#### Tarea:
Transcribe literalmente el pasaje del fragmento sobre Trump y Biden que va de "Ojalá triunfe en" a "a Donald Trump.".

──────── Fragmento para leer ────────

La actitud de Trump frente a la plaga del coronavirus no puede haber sido más contradictoria ni nefasta. Estados Unidos tiene más de un cuarto de millón de muertos por obra de la covid-19, es el primer país más afectado por la pandemia, y, sin embargo, su presidente ha rechazado como demagógicas e “izquierdistas” las llamadas de alerta de los médicos y especialistas para combatir de manera efectiva los contagios mediante restricciones, utilizando argumentos como el económico. Es decir, la sociedad no puede paralizarse con el cierre de empresas porque entonces habría más muertos por la falta de trabajo que por la epidemia. Lo ideal: un cementerio.
Trump se jacta de que con su política económica Estados Unidos goza de una gran prosperidad y de pleno empleo. En primer lugar, eso no es cierto, y, en segundo, si su vida económica ha sido menos golpeada por el avance de la plaga que otros países desarrollados, es por su notable agilidad, que viene de lejos, en la que los propietarios pueden despedir a los trabajadores, y éstos exigir a aquéllos mejores salarios o amenazarlos con cambiarse de empresa si no los consiguen, lo que da a sus industrias una notable capacidad de renovarse y cambiar de orientación, de acuerdo a la oferta y la demanda internacional. Esto viene de muy atrás y es, en gran parte, responsable del vigor y fortaleza de la sociedad norteamericana. Trump ha resucitado, con apoyos gubernamentales, industrias obsoletas, como la del carbón, y ha reducido los impuestos y otras obligaciones de las grandes empresas, lo que parecía positivo, y en un momento dado dio la impresión de reforzar una economía que se ha visto muy golpeada y amenaza con vivir en los próximos años una serie de retrocesos por efectos del coronavirus.
Es verdad que su adversario en estas elecciones, Joe Biden, que fue vicepresidente de Obama, no es una figura demasiado atractiva. Le falta dinamismo. Es muy mayor y da la impresión de un hombre que merece descansar, después de una carrera política que, sin ser nunca sobresaliente, fue siempre atinada y decorosa. Pero en estos momentos, él es la única persona que puede sacar a Estados Unidos de la dramática situación local e internacional en que la política estrafalaria y hecha de contradicciones delirantes de Trump ha llevado al país a vivir una de las peores crisis de su historia. Estando en el poder, y, sobre todo, con el apoyo que le brindará Kamala Harris, su vicepresidenta, que tiene una excelente trayectoria política y judicial en California, Biden devolverá a la nación muchas de las cosas que Trump puso de cabeza, y que antaño permitieron los grandes progresos de Estados Unidos: la vigencia de sus instituciones, el reinado de la ley, la apertura de sus fronteras, la inteligencia con que sus gobiernos han ido reduciendo viejas taras, como el racismo, y que han llevado al país a los grandes niveles en que se halla todavía y que, pese a las pésimas políticas de Donald Trump en estos cuatro años, todavía mantienen a Estados Unidos en el pelotón de vanguardia de los países del mundo.
Ojalá triunfe en estas elecciones Joe Biden y salve a Estados Unidos de la catástrofe que fue, hace cuatro años, la decisión de los votantes norteamericanos de darle la victoria a Donald Trump.

──────── Datos proporcionados ────────

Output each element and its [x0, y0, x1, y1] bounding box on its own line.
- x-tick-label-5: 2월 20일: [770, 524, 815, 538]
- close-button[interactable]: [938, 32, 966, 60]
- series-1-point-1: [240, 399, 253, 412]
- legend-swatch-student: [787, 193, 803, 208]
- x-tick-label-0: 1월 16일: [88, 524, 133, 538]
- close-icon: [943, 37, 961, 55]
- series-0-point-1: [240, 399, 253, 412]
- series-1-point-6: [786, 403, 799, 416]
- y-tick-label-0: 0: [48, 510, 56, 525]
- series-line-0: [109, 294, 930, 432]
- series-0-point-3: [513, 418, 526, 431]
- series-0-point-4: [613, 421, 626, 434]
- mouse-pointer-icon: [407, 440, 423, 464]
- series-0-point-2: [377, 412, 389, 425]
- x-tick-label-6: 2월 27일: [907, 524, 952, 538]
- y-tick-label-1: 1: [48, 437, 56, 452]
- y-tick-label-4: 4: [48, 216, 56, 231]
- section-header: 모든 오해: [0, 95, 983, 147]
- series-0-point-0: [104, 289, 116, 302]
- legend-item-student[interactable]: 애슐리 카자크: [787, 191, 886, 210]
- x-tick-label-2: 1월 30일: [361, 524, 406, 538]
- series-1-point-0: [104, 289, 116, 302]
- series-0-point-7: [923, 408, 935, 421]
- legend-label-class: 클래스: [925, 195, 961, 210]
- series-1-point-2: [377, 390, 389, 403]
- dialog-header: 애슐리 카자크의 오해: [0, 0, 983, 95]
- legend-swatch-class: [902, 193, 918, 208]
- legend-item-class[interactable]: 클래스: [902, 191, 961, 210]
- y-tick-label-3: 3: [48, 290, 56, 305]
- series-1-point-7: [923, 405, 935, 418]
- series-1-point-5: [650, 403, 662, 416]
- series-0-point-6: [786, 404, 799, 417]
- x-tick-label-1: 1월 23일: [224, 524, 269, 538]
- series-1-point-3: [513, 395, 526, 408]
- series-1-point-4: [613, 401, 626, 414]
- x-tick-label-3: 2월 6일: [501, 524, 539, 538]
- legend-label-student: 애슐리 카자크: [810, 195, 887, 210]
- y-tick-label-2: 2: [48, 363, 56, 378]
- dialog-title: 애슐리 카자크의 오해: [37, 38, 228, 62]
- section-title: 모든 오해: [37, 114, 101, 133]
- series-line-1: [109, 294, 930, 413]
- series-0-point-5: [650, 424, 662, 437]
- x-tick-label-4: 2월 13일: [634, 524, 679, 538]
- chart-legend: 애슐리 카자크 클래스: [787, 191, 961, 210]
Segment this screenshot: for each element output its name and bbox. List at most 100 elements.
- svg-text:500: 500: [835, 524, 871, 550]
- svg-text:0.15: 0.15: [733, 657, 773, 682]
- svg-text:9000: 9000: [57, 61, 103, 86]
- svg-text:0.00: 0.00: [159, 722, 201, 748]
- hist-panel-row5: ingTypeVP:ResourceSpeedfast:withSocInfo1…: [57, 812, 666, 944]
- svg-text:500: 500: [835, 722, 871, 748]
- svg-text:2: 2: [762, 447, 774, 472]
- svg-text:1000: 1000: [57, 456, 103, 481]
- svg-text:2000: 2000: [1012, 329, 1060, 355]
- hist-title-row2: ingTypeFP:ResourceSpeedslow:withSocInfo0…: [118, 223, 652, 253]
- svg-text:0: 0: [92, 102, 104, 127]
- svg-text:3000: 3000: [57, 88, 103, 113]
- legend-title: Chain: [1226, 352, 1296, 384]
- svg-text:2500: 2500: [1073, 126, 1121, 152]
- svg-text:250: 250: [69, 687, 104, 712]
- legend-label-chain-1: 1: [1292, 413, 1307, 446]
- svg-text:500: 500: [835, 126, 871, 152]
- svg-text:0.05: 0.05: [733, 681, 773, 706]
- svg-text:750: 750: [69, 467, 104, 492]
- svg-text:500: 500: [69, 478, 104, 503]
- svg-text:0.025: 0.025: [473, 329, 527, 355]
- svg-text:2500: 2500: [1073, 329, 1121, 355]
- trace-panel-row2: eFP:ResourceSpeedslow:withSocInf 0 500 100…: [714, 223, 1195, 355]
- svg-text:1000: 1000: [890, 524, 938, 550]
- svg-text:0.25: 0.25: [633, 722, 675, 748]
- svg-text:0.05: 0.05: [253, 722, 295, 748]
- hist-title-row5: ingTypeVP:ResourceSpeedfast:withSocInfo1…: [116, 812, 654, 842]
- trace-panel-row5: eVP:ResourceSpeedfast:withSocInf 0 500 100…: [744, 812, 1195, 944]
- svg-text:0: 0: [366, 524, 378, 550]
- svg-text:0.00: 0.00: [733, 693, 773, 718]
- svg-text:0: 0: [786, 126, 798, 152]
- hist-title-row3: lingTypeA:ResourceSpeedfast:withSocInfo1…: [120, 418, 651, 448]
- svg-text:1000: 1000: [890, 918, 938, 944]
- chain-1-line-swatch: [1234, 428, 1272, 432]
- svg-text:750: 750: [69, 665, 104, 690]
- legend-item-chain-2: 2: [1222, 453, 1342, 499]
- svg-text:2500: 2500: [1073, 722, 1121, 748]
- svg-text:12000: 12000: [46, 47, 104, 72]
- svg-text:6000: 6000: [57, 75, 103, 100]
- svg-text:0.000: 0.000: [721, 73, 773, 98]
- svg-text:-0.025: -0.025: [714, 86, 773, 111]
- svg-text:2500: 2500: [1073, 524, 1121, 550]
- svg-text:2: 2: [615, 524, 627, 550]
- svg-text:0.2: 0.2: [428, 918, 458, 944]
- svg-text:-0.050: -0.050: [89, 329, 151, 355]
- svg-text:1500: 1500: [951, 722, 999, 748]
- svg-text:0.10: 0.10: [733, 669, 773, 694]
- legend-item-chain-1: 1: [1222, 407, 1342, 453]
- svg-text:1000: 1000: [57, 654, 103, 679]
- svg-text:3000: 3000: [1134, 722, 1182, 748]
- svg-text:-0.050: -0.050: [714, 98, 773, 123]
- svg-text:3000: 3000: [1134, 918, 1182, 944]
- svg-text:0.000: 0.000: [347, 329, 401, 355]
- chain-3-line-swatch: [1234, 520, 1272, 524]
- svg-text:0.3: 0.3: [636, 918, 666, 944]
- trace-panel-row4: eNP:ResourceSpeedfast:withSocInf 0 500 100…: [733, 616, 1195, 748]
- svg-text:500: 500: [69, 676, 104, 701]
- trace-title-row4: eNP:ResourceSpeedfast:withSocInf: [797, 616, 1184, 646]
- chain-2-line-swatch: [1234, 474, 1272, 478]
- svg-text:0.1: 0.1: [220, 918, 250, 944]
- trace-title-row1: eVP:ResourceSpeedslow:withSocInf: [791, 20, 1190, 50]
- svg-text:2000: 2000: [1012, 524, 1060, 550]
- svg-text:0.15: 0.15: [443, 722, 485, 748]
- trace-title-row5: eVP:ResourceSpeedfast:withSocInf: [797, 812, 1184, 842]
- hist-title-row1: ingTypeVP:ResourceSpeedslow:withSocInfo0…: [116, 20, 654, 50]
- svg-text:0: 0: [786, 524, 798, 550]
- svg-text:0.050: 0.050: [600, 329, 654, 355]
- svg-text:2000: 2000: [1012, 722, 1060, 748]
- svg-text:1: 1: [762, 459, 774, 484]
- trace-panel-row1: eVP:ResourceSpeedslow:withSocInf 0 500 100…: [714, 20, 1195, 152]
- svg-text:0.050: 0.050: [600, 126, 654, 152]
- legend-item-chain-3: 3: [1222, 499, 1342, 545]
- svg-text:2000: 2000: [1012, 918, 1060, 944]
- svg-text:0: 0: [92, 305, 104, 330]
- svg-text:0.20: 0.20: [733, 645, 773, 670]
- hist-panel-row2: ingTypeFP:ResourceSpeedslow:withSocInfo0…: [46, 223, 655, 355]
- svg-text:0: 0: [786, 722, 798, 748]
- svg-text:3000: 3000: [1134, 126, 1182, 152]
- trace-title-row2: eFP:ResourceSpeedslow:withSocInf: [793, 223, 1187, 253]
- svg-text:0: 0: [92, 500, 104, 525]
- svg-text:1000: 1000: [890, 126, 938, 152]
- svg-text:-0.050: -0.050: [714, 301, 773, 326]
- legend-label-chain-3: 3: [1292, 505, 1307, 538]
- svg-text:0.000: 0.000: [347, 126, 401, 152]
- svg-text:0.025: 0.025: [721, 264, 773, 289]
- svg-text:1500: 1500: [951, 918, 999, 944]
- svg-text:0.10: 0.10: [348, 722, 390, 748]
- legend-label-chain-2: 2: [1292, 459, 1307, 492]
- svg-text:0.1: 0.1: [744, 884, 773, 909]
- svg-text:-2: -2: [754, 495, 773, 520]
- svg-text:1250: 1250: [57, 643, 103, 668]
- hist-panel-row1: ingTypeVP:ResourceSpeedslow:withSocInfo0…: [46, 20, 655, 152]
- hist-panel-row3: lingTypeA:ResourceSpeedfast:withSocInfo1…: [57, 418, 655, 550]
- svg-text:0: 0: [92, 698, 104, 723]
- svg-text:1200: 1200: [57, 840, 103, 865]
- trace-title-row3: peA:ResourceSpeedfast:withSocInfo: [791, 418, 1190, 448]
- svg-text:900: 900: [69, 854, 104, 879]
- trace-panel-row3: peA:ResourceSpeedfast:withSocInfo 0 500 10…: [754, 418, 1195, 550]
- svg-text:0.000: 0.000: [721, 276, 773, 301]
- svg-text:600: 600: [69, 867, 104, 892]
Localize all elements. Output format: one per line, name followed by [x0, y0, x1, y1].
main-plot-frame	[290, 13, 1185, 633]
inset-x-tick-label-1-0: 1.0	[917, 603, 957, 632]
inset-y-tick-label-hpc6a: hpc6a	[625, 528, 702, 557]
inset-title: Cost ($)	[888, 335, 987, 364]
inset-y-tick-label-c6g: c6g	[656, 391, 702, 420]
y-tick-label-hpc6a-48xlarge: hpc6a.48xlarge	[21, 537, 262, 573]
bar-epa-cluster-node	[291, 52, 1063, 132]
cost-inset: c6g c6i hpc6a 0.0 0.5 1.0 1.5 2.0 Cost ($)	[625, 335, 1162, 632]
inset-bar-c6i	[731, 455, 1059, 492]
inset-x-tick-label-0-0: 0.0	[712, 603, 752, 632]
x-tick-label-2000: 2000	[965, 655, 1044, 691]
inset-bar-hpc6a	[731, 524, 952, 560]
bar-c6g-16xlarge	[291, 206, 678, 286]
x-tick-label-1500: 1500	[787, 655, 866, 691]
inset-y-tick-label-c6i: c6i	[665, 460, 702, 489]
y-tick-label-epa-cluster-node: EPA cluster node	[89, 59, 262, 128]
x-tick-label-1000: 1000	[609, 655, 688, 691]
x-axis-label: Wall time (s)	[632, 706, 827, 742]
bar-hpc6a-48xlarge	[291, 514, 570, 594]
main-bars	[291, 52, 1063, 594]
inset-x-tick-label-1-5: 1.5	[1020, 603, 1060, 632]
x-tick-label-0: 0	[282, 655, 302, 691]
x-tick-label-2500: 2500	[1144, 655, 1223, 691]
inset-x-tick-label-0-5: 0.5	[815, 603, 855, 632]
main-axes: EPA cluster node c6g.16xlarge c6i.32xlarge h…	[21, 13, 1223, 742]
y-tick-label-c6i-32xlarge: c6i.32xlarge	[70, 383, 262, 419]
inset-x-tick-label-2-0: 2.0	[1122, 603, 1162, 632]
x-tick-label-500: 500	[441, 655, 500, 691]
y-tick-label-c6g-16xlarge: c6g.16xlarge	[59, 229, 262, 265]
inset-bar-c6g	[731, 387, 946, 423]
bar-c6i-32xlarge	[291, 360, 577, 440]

────────

#### Solución:
Ojalá triunfe en estas elecciones Joe Biden y salve a Estados Unidos de la catástrofe que fue, hace cuatro años, la decisión de los votantes norteamericanos de darle la victoria a Donald Trump.